> **TASK PROMPT**
Set all the material down again unchanged, without the pictures.

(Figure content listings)
□ □ □ □ □

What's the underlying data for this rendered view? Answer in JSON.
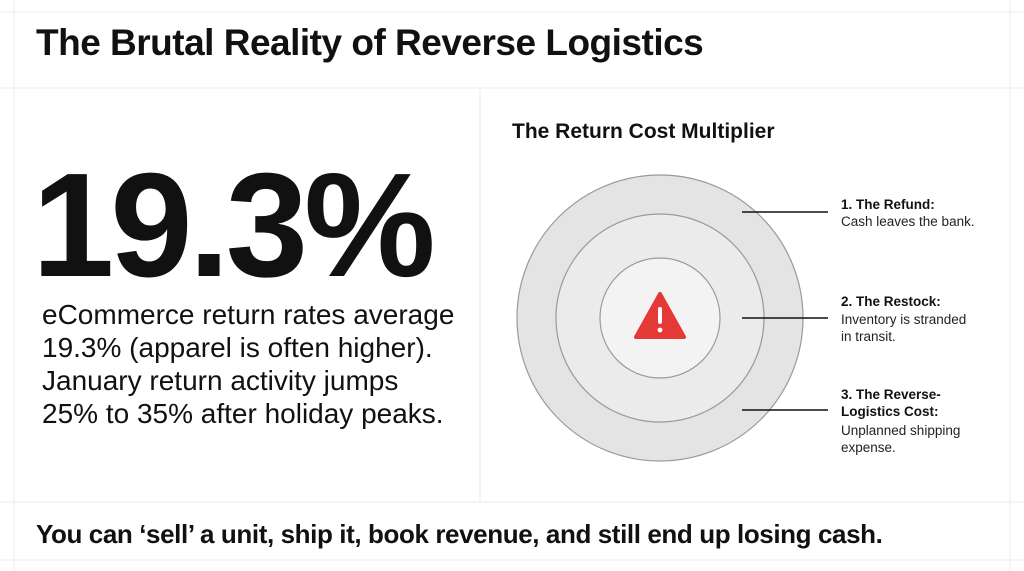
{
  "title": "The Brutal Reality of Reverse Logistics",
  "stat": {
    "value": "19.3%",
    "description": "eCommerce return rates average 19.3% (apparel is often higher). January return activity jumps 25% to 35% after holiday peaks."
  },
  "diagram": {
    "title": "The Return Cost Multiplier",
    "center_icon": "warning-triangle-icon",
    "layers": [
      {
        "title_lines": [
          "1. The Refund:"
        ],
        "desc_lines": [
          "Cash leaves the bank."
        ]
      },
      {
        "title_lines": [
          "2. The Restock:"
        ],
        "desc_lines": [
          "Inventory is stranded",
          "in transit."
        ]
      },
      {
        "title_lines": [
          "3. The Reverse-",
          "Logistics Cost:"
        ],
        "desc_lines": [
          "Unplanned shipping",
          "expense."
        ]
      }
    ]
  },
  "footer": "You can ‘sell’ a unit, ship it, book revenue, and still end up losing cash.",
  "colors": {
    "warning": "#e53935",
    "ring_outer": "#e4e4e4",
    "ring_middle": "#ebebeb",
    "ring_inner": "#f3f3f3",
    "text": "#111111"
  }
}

□ □ □ □ □

> **WRITTEN RESPONSE**
What's the underlying data for this rendered view? Answer in JSON.
{
  "title": "The Brutal Reality of Reverse Logistics",
  "stat": {
    "value": "19.3%",
    "description": "eCommerce return rates average 19.3% (apparel is often higher). January return activity jumps 25% to 35% after holiday peaks."
  },
  "diagram": {
    "title": "The Return Cost Multiplier",
    "center_icon": "warning-triangle-icon",
    "layers": [
      {
        "title_lines": [
          "1. The Refund:"
        ],
        "desc_lines": [
          "Cash leaves the bank."
        ]
      },
      {
        "title_lines": [
          "2. The Restock:"
        ],
        "desc_lines": [
          "Inventory is stranded",
          "in transit."
        ]
      },
      {
        "title_lines": [
          "3. The Reverse-",
          "Logistics Cost:"
        ],
        "desc_lines": [
          "Unplanned shipping",
          "expense."
        ]
      }
    ]
  },
  "footer": "You can ‘sell’ a unit, ship it, book revenue, and still end up losing cash.",
  "colors": {
    "warning": "#e53935",
    "ring_outer": "#e4e4e4",
    "ring_middle": "#ebebeb",
    "ring_inner": "#f3f3f3",
    "text": "#111111"
  }
}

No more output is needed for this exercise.